Pictures aside, repeat every entry exactly.

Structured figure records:
## START

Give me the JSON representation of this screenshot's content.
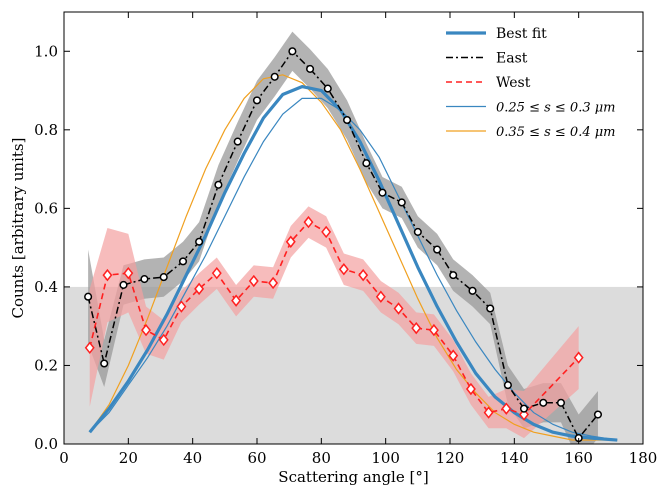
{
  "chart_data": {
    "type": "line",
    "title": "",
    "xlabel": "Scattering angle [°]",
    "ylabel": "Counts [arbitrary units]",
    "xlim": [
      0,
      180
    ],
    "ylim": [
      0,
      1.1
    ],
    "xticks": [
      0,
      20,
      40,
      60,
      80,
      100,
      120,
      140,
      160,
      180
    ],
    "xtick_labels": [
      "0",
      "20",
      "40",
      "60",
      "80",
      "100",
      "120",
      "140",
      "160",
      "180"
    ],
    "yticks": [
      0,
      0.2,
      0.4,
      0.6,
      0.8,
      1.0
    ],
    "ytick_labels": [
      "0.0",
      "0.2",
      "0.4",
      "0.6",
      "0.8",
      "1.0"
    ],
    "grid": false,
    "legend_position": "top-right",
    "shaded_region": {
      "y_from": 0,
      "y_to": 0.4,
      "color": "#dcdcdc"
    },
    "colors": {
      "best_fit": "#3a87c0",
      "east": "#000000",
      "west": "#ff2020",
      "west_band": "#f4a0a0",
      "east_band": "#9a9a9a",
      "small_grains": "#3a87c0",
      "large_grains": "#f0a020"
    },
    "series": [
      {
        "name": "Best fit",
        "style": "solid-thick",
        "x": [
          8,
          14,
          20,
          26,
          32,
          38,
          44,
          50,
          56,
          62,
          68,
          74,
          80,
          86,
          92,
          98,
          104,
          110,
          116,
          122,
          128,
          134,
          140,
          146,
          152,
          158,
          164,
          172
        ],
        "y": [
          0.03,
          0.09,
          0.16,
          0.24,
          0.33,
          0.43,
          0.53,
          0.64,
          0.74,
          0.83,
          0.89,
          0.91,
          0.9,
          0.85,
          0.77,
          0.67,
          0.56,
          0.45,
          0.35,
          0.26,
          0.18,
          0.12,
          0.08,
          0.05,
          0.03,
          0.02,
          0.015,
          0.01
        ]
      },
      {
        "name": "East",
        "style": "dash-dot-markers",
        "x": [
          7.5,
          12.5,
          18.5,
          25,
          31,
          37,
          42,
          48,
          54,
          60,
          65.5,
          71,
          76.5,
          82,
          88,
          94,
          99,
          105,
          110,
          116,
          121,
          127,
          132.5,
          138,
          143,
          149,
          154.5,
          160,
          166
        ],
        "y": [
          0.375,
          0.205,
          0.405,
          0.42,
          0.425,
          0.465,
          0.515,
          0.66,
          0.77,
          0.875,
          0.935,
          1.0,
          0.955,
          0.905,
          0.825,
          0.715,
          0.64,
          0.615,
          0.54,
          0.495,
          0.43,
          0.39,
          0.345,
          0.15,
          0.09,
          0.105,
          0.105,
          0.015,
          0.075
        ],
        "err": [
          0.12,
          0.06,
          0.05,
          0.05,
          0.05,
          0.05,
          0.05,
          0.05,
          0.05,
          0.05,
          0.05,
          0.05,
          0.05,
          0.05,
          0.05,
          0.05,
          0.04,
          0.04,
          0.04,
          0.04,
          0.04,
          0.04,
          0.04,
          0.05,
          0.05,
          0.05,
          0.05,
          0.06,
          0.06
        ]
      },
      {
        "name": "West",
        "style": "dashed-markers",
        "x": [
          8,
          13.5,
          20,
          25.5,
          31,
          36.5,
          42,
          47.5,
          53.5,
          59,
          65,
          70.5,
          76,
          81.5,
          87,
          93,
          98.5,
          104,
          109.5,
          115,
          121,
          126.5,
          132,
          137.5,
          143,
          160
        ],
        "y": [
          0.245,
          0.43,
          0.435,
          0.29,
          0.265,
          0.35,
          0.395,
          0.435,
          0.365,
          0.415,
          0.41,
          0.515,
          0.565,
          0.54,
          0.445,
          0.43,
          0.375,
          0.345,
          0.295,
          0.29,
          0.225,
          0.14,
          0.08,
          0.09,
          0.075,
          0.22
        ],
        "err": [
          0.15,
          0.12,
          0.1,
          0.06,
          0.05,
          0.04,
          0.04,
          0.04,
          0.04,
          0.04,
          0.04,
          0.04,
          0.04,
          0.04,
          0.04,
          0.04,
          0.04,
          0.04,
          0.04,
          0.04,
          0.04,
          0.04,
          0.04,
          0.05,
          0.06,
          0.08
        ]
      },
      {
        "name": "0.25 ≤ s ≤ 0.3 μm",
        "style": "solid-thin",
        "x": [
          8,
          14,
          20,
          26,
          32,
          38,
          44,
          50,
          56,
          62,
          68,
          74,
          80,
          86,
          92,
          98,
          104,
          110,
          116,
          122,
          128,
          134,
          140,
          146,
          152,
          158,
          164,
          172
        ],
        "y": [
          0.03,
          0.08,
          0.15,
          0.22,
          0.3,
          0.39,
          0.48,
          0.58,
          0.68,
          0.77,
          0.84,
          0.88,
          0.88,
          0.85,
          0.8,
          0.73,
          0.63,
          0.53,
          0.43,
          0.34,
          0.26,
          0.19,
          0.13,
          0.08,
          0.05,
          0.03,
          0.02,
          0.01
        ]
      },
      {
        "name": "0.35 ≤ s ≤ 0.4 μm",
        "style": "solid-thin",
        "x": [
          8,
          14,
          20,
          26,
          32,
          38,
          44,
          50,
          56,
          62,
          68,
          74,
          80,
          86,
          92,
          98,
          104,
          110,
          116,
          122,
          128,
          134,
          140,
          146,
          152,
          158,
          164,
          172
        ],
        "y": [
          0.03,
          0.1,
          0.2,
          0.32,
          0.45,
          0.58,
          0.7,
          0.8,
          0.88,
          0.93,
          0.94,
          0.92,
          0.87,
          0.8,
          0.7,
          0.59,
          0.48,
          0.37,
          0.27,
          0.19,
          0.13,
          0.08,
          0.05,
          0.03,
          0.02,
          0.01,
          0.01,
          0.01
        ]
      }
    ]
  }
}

## END

Task answer
Give me the JSON representation of this screenshot's content.
{
  "chart_data": {
    "type": "line",
    "title": "",
    "xlabel": "Scattering angle [°]",
    "ylabel": "Counts [arbitrary units]",
    "xlim": [
      0,
      180
    ],
    "ylim": [
      0,
      1.1
    ],
    "xticks": [
      0,
      20,
      40,
      60,
      80,
      100,
      120,
      140,
      160,
      180
    ],
    "xtick_labels": [
      "0",
      "20",
      "40",
      "60",
      "80",
      "100",
      "120",
      "140",
      "160",
      "180"
    ],
    "yticks": [
      0,
      0.2,
      0.4,
      0.6,
      0.8,
      1.0
    ],
    "ytick_labels": [
      "0.0",
      "0.2",
      "0.4",
      "0.6",
      "0.8",
      "1.0"
    ],
    "grid": false,
    "legend_position": "top-right",
    "shaded_region": {
      "y_from": 0,
      "y_to": 0.4,
      "color": "#dcdcdc"
    },
    "colors": {
      "best_fit": "#3a87c0",
      "east": "#000000",
      "west": "#ff2020",
      "west_band": "#f4a0a0",
      "east_band": "#9a9a9a",
      "small_grains": "#3a87c0",
      "large_grains": "#f0a020"
    },
    "series": [
      {
        "name": "Best fit",
        "style": "solid-thick",
        "x": [
          8,
          14,
          20,
          26,
          32,
          38,
          44,
          50,
          56,
          62,
          68,
          74,
          80,
          86,
          92,
          98,
          104,
          110,
          116,
          122,
          128,
          134,
          140,
          146,
          152,
          158,
          164,
          172
        ],
        "y": [
          0.03,
          0.09,
          0.16,
          0.24,
          0.33,
          0.43,
          0.53,
          0.64,
          0.74,
          0.83,
          0.89,
          0.91,
          0.9,
          0.85,
          0.77,
          0.67,
          0.56,
          0.45,
          0.35,
          0.26,
          0.18,
          0.12,
          0.08,
          0.05,
          0.03,
          0.02,
          0.015,
          0.01
        ]
      },
      {
        "name": "East",
        "style": "dash-dot-markers",
        "x": [
          7.5,
          12.5,
          18.5,
          25,
          31,
          37,
          42,
          48,
          54,
          60,
          65.5,
          71,
          76.5,
          82,
          88,
          94,
          99,
          105,
          110,
          116,
          121,
          127,
          132.5,
          138,
          143,
          149,
          154.5,
          160,
          166
        ],
        "y": [
          0.375,
          0.205,
          0.405,
          0.42,
          0.425,
          0.465,
          0.515,
          0.66,
          0.77,
          0.875,
          0.935,
          1.0,
          0.955,
          0.905,
          0.825,
          0.715,
          0.64,
          0.615,
          0.54,
          0.495,
          0.43,
          0.39,
          0.345,
          0.15,
          0.09,
          0.105,
          0.105,
          0.015,
          0.075
        ],
        "err": [
          0.12,
          0.06,
          0.05,
          0.05,
          0.05,
          0.05,
          0.05,
          0.05,
          0.05,
          0.05,
          0.05,
          0.05,
          0.05,
          0.05,
          0.05,
          0.05,
          0.04,
          0.04,
          0.04,
          0.04,
          0.04,
          0.04,
          0.04,
          0.05,
          0.05,
          0.05,
          0.05,
          0.06,
          0.06
        ]
      },
      {
        "name": "West",
        "style": "dashed-markers",
        "x": [
          8,
          13.5,
          20,
          25.5,
          31,
          36.5,
          42,
          47.5,
          53.5,
          59,
          65,
          70.5,
          76,
          81.5,
          87,
          93,
          98.5,
          104,
          109.5,
          115,
          121,
          126.5,
          132,
          137.5,
          143,
          160
        ],
        "y": [
          0.245,
          0.43,
          0.435,
          0.29,
          0.265,
          0.35,
          0.395,
          0.435,
          0.365,
          0.415,
          0.41,
          0.515,
          0.565,
          0.54,
          0.445,
          0.43,
          0.375,
          0.345,
          0.295,
          0.29,
          0.225,
          0.14,
          0.08,
          0.09,
          0.075,
          0.22
        ],
        "err": [
          0.15,
          0.12,
          0.1,
          0.06,
          0.05,
          0.04,
          0.04,
          0.04,
          0.04,
          0.04,
          0.04,
          0.04,
          0.04,
          0.04,
          0.04,
          0.04,
          0.04,
          0.04,
          0.04,
          0.04,
          0.04,
          0.04,
          0.04,
          0.05,
          0.06,
          0.08
        ]
      },
      {
        "name": "0.25 ≤ s ≤ 0.3 μm",
        "style": "solid-thin",
        "x": [
          8,
          14,
          20,
          26,
          32,
          38,
          44,
          50,
          56,
          62,
          68,
          74,
          80,
          86,
          92,
          98,
          104,
          110,
          116,
          122,
          128,
          134,
          140,
          146,
          152,
          158,
          164,
          172
        ],
        "y": [
          0.03,
          0.08,
          0.15,
          0.22,
          0.3,
          0.39,
          0.48,
          0.58,
          0.68,
          0.77,
          0.84,
          0.88,
          0.88,
          0.85,
          0.8,
          0.73,
          0.63,
          0.53,
          0.43,
          0.34,
          0.26,
          0.19,
          0.13,
          0.08,
          0.05,
          0.03,
          0.02,
          0.01
        ]
      },
      {
        "name": "0.35 ≤ s ≤ 0.4 μm",
        "style": "solid-thin",
        "x": [
          8,
          14,
          20,
          26,
          32,
          38,
          44,
          50,
          56,
          62,
          68,
          74,
          80,
          86,
          92,
          98,
          104,
          110,
          116,
          122,
          128,
          134,
          140,
          146,
          152,
          158,
          164,
          172
        ],
        "y": [
          0.03,
          0.1,
          0.2,
          0.32,
          0.45,
          0.58,
          0.7,
          0.8,
          0.88,
          0.93,
          0.94,
          0.92,
          0.87,
          0.8,
          0.7,
          0.59,
          0.48,
          0.37,
          0.27,
          0.19,
          0.13,
          0.08,
          0.05,
          0.03,
          0.02,
          0.01,
          0.01,
          0.01
        ]
      }
    ]
  }
}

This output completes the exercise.